- [INSTRUCTIONS TO FOLLOW]
Please reproduce every row below word for word, leaving out the pictures.

(Data listing)
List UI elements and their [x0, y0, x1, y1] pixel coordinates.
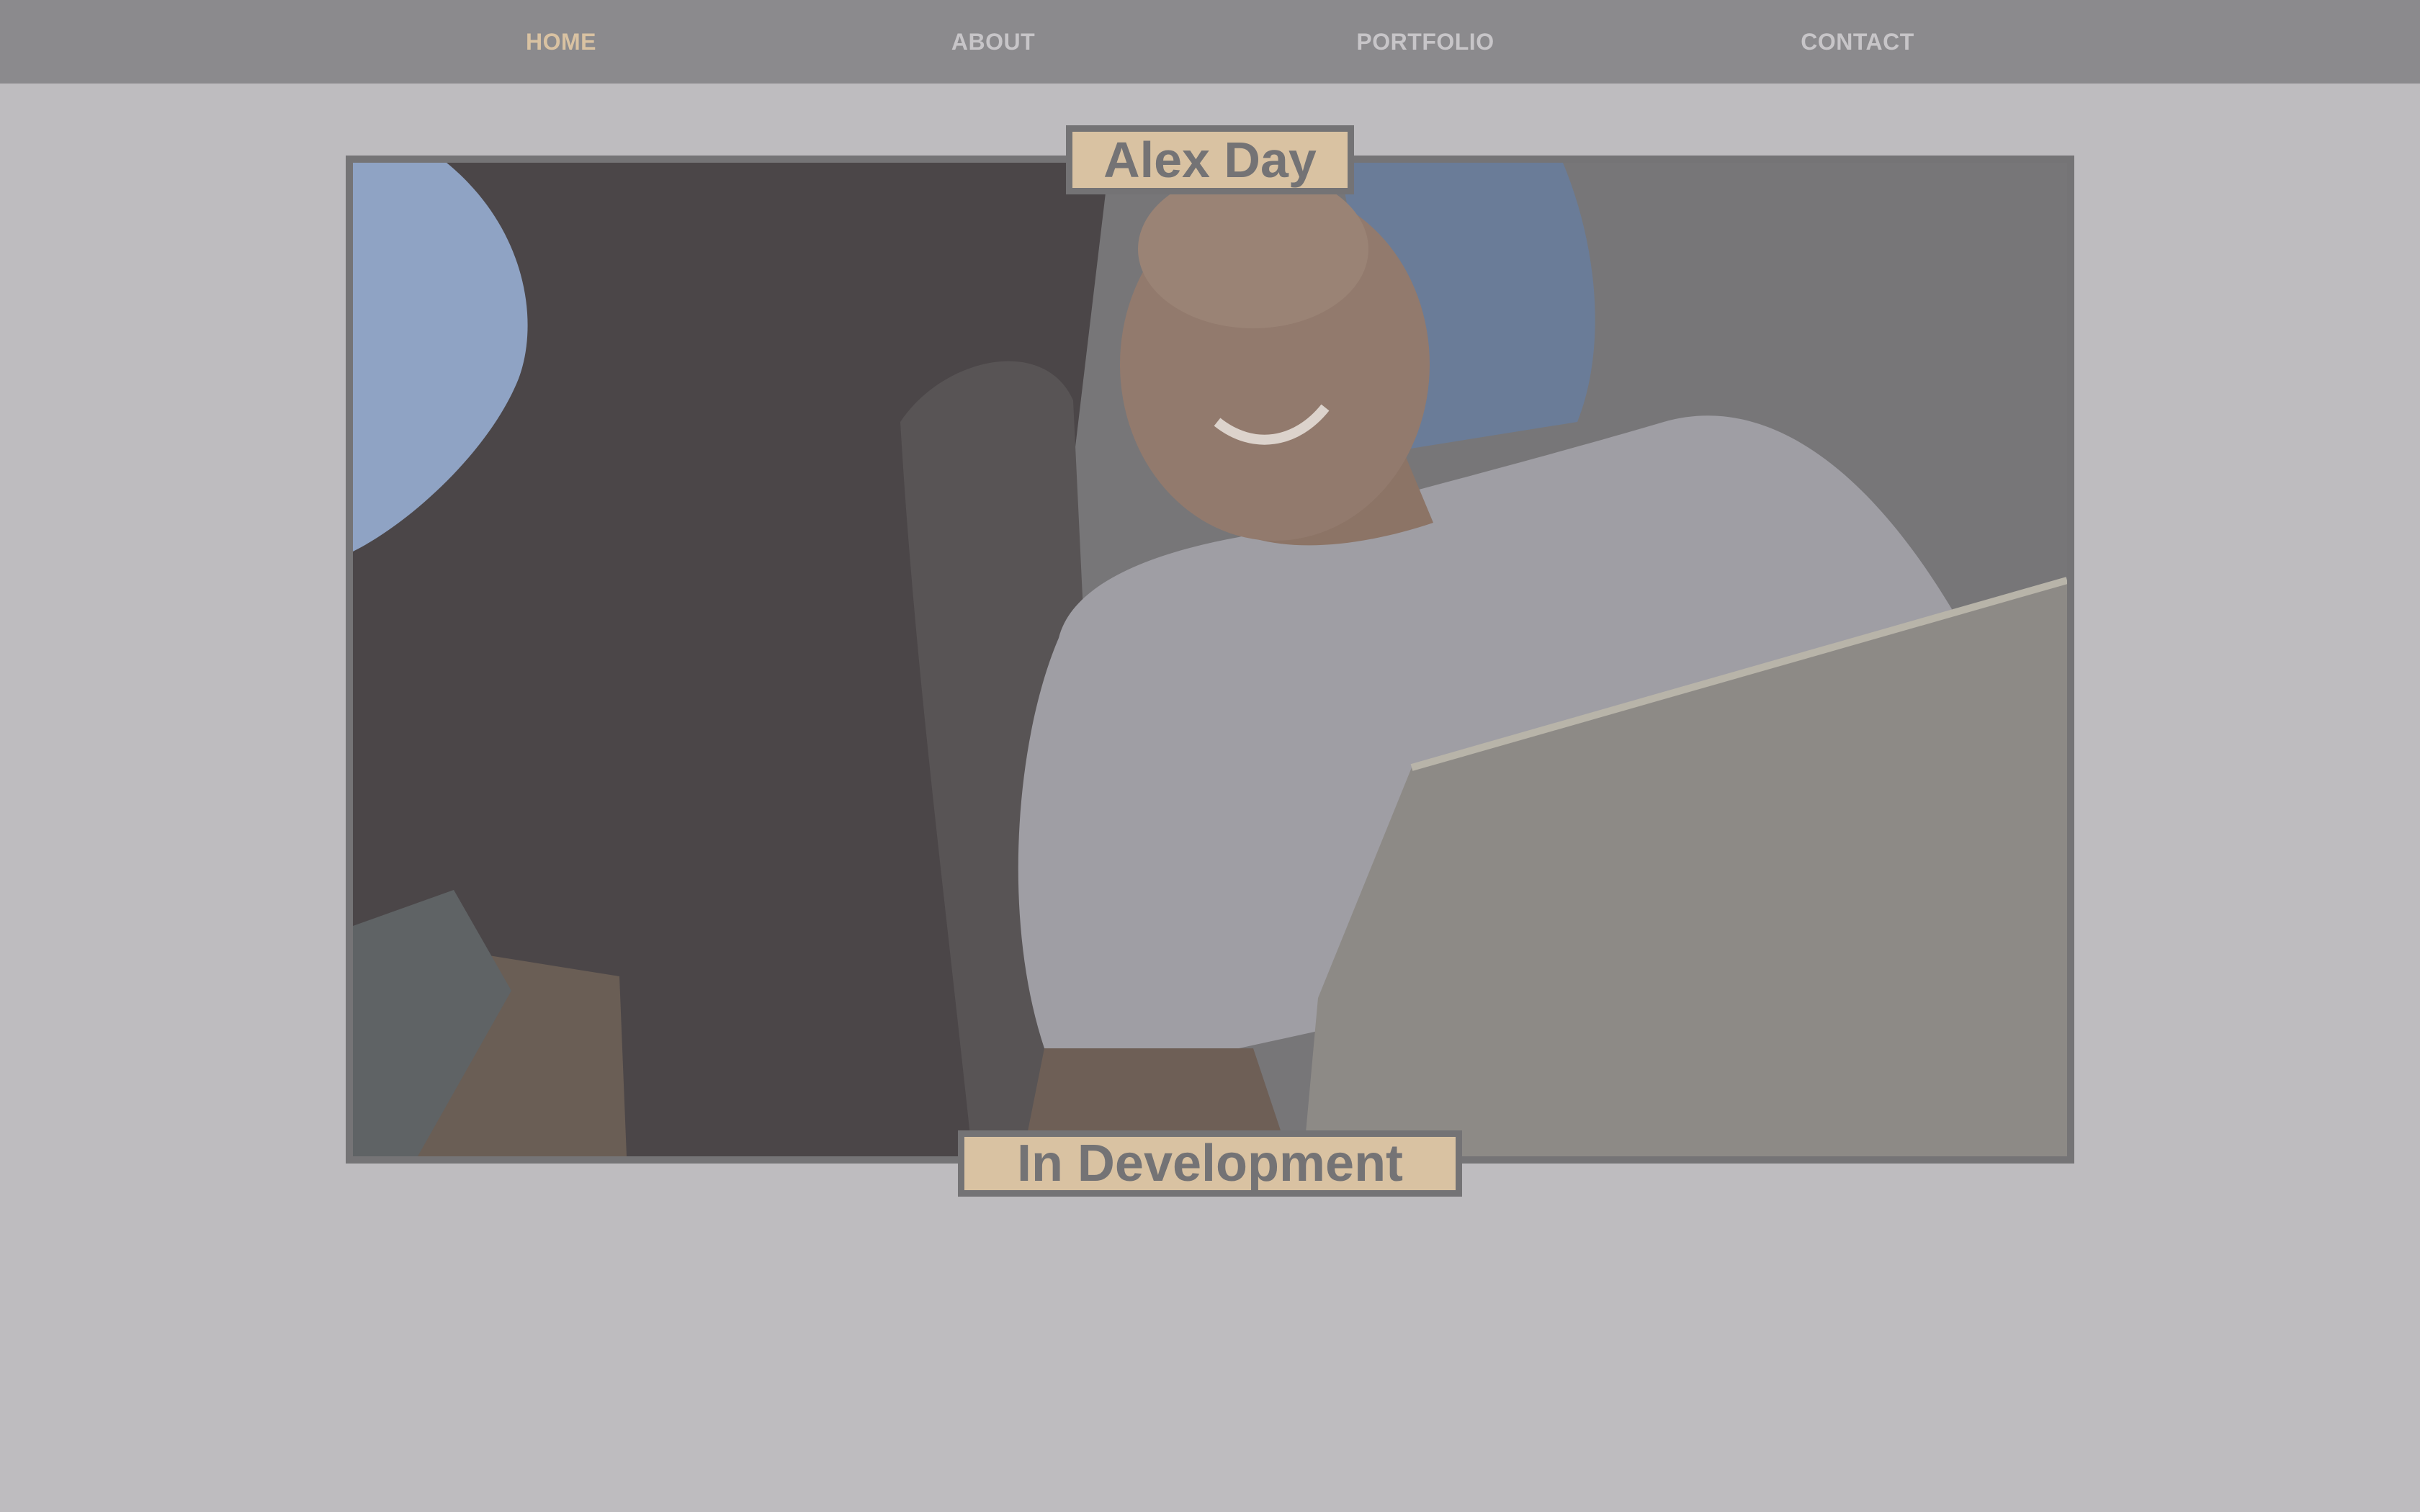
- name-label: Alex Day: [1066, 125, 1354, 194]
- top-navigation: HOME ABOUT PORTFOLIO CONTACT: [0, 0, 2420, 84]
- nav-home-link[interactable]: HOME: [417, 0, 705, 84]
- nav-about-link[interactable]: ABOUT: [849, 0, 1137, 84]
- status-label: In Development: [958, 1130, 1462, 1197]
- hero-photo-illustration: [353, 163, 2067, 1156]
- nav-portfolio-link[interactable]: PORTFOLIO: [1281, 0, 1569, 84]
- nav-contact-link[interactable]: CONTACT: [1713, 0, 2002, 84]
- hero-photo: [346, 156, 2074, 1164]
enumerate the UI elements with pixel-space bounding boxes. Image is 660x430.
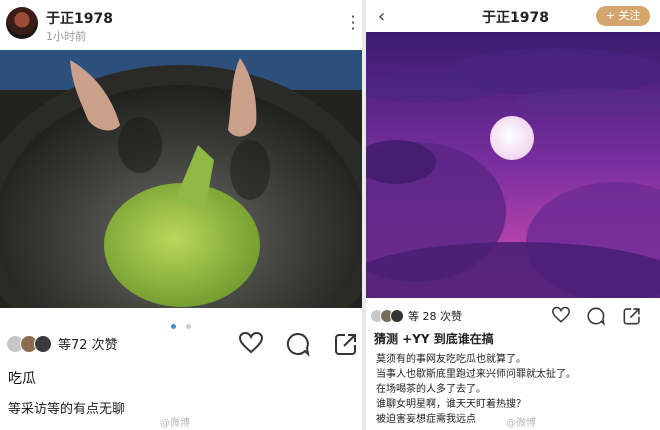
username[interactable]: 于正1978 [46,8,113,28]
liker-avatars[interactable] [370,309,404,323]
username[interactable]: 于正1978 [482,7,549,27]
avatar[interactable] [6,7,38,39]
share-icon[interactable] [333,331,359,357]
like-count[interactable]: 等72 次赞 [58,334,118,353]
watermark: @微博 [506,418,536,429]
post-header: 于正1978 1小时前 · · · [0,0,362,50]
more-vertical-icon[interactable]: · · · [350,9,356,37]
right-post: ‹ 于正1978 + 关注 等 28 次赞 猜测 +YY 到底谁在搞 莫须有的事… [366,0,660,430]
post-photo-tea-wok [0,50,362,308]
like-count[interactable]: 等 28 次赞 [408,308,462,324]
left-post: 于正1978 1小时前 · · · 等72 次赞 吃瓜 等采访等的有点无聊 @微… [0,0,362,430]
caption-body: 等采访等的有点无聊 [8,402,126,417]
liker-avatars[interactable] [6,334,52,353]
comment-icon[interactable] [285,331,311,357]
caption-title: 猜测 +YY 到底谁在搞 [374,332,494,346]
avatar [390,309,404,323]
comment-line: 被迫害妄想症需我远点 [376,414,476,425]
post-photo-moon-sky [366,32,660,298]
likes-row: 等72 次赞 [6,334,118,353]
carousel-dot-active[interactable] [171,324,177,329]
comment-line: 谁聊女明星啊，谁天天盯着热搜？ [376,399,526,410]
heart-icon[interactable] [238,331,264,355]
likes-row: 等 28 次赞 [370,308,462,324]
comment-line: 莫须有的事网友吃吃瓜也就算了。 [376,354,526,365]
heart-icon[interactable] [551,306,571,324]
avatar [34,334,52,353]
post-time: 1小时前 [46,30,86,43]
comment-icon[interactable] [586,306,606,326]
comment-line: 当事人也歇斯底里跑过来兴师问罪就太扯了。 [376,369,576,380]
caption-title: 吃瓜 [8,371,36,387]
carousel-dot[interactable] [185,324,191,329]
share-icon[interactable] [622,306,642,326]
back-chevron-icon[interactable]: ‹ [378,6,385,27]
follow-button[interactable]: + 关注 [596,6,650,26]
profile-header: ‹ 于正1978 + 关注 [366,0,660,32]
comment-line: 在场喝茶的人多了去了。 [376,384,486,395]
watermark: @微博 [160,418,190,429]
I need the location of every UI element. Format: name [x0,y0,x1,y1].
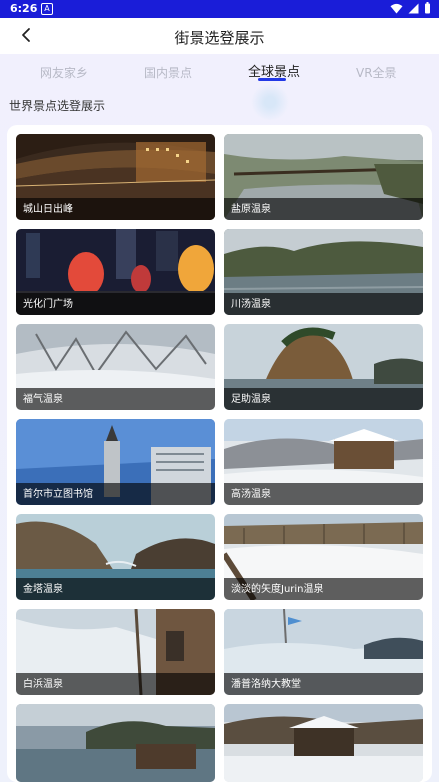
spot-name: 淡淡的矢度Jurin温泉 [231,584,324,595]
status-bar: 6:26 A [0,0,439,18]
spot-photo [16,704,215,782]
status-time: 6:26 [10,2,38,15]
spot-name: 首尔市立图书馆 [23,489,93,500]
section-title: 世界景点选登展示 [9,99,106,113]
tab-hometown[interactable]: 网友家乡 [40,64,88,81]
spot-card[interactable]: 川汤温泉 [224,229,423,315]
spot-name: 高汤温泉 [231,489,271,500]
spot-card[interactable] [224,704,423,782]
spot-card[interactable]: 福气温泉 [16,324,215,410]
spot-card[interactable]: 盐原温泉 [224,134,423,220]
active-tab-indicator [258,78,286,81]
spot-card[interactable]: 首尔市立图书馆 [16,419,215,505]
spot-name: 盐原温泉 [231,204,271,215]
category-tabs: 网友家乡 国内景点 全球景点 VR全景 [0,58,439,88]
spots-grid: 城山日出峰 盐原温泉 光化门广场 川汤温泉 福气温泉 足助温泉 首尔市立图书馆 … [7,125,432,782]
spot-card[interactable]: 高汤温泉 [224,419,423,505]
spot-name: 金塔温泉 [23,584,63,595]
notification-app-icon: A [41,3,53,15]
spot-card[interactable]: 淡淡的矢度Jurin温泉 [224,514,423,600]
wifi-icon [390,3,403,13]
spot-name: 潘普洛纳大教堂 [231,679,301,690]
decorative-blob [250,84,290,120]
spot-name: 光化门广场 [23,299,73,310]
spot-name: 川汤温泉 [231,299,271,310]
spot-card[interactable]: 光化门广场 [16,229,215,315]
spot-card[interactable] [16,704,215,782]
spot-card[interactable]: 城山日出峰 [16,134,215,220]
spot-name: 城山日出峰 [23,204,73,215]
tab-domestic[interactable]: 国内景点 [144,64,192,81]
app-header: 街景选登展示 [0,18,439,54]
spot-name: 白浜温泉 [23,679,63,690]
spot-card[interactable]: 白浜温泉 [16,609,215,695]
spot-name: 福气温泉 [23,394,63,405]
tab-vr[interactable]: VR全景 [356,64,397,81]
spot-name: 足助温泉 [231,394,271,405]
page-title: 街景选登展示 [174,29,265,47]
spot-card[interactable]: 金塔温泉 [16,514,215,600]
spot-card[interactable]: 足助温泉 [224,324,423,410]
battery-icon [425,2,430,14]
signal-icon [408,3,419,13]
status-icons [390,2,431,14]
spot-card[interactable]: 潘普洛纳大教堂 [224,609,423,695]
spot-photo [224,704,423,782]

- [RESULT OF THE TASK]
List UI elements and their [x0, y0, x1, y1] pixel coordinates.
- name-label: Alex Day: [1066, 125, 1354, 194]
- top-navigation: HOME ABOUT PORTFOLIO CONTACT: [0, 0, 2420, 84]
- nav-home-link[interactable]: HOME: [417, 0, 705, 84]
- nav-about-link[interactable]: ABOUT: [849, 0, 1137, 84]
- status-label: In Development: [958, 1130, 1462, 1197]
- hero-photo-illustration: [353, 163, 2067, 1156]
- nav-portfolio-link[interactable]: PORTFOLIO: [1281, 0, 1569, 84]
- nav-contact-link[interactable]: CONTACT: [1713, 0, 2002, 84]
- hero-photo: [346, 156, 2074, 1164]
enumerate the UI elements with pixel-space bounding boxes. Image is 660x430.
username[interactable]: 于正1978 [46,8,113,28]
liker-avatars[interactable] [370,309,404,323]
username[interactable]: 于正1978 [482,7,549,27]
avatar[interactable] [6,7,38,39]
share-icon[interactable] [333,331,359,357]
like-count[interactable]: 等72 次赞 [58,334,118,353]
watermark: @微博 [506,418,536,429]
post-header: 于正1978 1小时前 · · · [0,0,362,50]
more-vertical-icon[interactable]: · · · [350,9,356,37]
right-post: ‹ 于正1978 + 关注 等 28 次赞 猜测 +YY 到底谁在搞 莫须有的事… [366,0,660,430]
post-photo-tea-wok [0,50,362,308]
like-count[interactable]: 等 28 次赞 [408,308,462,324]
left-post: 于正1978 1小时前 · · · 等72 次赞 吃瓜 等采访等的有点无聊 @微… [0,0,362,430]
caption-body: 等采访等的有点无聊 [8,402,126,417]
liker-avatars[interactable] [6,334,52,353]
comment-icon[interactable] [285,331,311,357]
caption-title: 猜测 +YY 到底谁在搞 [374,332,494,346]
avatar [390,309,404,323]
comment-line: 被迫害妄想症需我远点 [376,414,476,425]
post-photo-moon-sky [366,32,660,298]
likes-row: 等72 次赞 [6,334,118,353]
carousel-dot-active[interactable] [171,324,177,329]
comment-line: 谁聊女明星啊，谁天天盯着热搜？ [376,399,526,410]
heart-icon[interactable] [238,331,264,355]
likes-row: 等 28 次赞 [370,308,462,324]
comment-line: 莫须有的事网友吃吃瓜也就算了。 [376,354,526,365]
heart-icon[interactable] [551,306,571,324]
avatar [34,334,52,353]
post-time: 1小时前 [46,30,86,43]
comment-icon[interactable] [586,306,606,326]
comment-line: 当事人也歇斯底里跑过来兴师问罪就太扯了。 [376,369,576,380]
caption-title: 吃瓜 [8,371,36,387]
carousel-dot[interactable] [185,324,191,329]
share-icon[interactable] [622,306,642,326]
back-chevron-icon[interactable]: ‹ [378,6,385,27]
follow-button[interactable]: + 关注 [596,6,650,26]
profile-header: ‹ 于正1978 + 关注 [366,0,660,32]
comment-line: 在场喝茶的人多了去了。 [376,384,486,395]
watermark: @微博 [160,418,190,429]
I need the location of every UI element. Format: name [x0,y0,x1,y1].
spot-name: 淡淡的矢度Jurin温泉 [231,584,324,595]
status-bar: 6:26 A [0,0,439,18]
spot-photo [16,704,215,782]
status-time: 6:26 [10,2,38,15]
spot-name: 首尔市立图书馆 [23,489,93,500]
section-title: 世界景点选登展示 [9,99,106,113]
tab-hometown[interactable]: 网友家乡 [40,64,88,81]
spot-card[interactable]: 川汤温泉 [224,229,423,315]
spot-name: 高汤温泉 [231,489,271,500]
spot-card[interactable] [224,704,423,782]
spot-card[interactable]: 福气温泉 [16,324,215,410]
spot-card[interactable]: 盐原温泉 [224,134,423,220]
active-tab-indicator [258,78,286,81]
spot-card[interactable]: 首尔市立图书馆 [16,419,215,505]
spot-name: 盐原温泉 [231,204,271,215]
category-tabs: 网友家乡 国内景点 全球景点 VR全景 [0,58,439,88]
spots-grid: 城山日出峰 盐原温泉 光化门广场 川汤温泉 福气温泉 足助温泉 首尔市立图书馆 … [7,125,432,782]
spot-card[interactable]: 高汤温泉 [224,419,423,505]
spot-name: 金塔温泉 [23,584,63,595]
notification-app-icon: A [41,3,53,15]
spot-card[interactable]: 淡淡的矢度Jurin温泉 [224,514,423,600]
wifi-icon [390,3,403,13]
spot-name: 潘普洛纳大教堂 [231,679,301,690]
decorative-blob [250,84,290,120]
spot-name: 光化门广场 [23,299,73,310]
spot-name: 川汤温泉 [231,299,271,310]
spot-card[interactable]: 光化门广场 [16,229,215,315]
spot-card[interactable] [16,704,215,782]
spot-card[interactable]: 城山日出峰 [16,134,215,220]
spot-name: 城山日出峰 [23,204,73,215]
tab-domestic[interactable]: 国内景点 [144,64,192,81]
app-header: 街景选登展示 [0,18,439,54]
spot-name: 白浜温泉 [23,679,63,690]
spot-card[interactable]: 白浜温泉 [16,609,215,695]
spot-name: 福气温泉 [23,394,63,405]
tab-vr[interactable]: VR全景 [356,64,397,81]
spot-name: 足助温泉 [231,394,271,405]
page-title: 街景选登展示 [174,29,265,47]
spot-card[interactable]: 金塔温泉 [16,514,215,600]
spot-card[interactable]: 足助温泉 [224,324,423,410]
battery-icon [425,2,430,14]
signal-icon [408,3,419,13]
status-icons [390,2,431,14]
spot-card[interactable]: 潘普洛纳大教堂 [224,609,423,695]
spot-photo [224,704,423,782]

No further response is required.